_STATED TASK:_
Give an exact copy of every line, leaving images out.

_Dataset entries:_
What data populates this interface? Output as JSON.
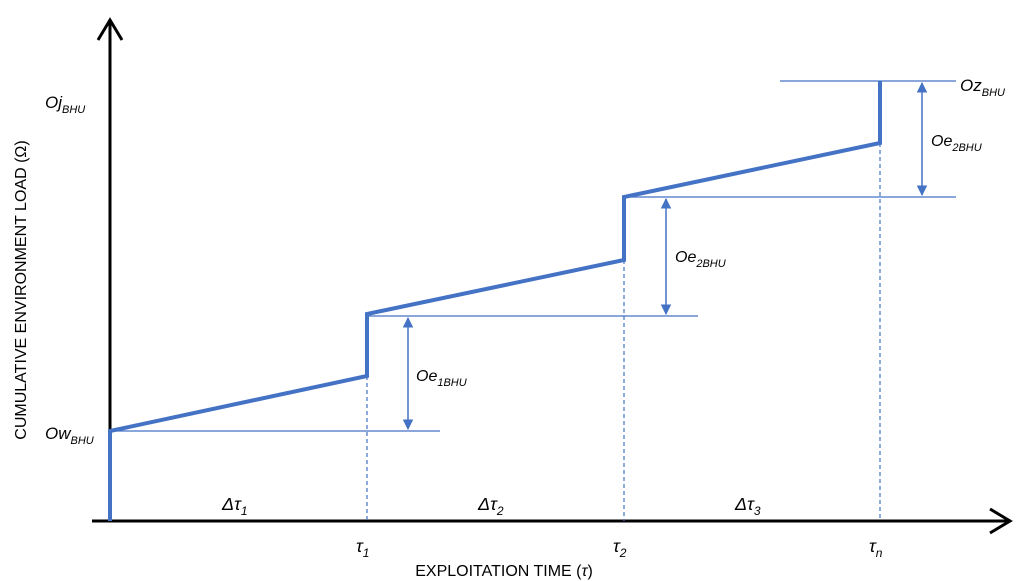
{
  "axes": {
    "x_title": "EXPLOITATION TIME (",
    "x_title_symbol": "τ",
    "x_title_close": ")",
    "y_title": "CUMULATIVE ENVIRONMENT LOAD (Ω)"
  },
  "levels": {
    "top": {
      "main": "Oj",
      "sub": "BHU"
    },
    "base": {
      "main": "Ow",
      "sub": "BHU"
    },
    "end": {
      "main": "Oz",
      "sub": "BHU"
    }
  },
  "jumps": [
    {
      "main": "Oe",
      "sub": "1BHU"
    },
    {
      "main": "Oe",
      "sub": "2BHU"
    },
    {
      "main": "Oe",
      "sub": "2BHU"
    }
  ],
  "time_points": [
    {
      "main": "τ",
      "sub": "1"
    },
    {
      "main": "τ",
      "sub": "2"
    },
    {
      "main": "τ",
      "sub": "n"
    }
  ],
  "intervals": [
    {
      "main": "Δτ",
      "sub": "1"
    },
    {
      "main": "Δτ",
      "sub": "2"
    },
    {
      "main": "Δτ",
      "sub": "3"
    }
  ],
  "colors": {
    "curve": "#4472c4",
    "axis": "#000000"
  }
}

_OUTPUT FOR THIS EXERCISE:_
What data populates this interface? Output as JSON.
{
  "axes": {
    "x_title": "EXPLOITATION TIME (",
    "x_title_symbol": "τ",
    "x_title_close": ")",
    "y_title": "CUMULATIVE ENVIRONMENT LOAD (Ω)"
  },
  "levels": {
    "top": {
      "main": "Oj",
      "sub": "BHU"
    },
    "base": {
      "main": "Ow",
      "sub": "BHU"
    },
    "end": {
      "main": "Oz",
      "sub": "BHU"
    }
  },
  "jumps": [
    {
      "main": "Oe",
      "sub": "1BHU"
    },
    {
      "main": "Oe",
      "sub": "2BHU"
    },
    {
      "main": "Oe",
      "sub": "2BHU"
    }
  ],
  "time_points": [
    {
      "main": "τ",
      "sub": "1"
    },
    {
      "main": "τ",
      "sub": "2"
    },
    {
      "main": "τ",
      "sub": "n"
    }
  ],
  "intervals": [
    {
      "main": "Δτ",
      "sub": "1"
    },
    {
      "main": "Δτ",
      "sub": "2"
    },
    {
      "main": "Δτ",
      "sub": "3"
    }
  ],
  "colors": {
    "curve": "#4472c4",
    "axis": "#000000"
  }
}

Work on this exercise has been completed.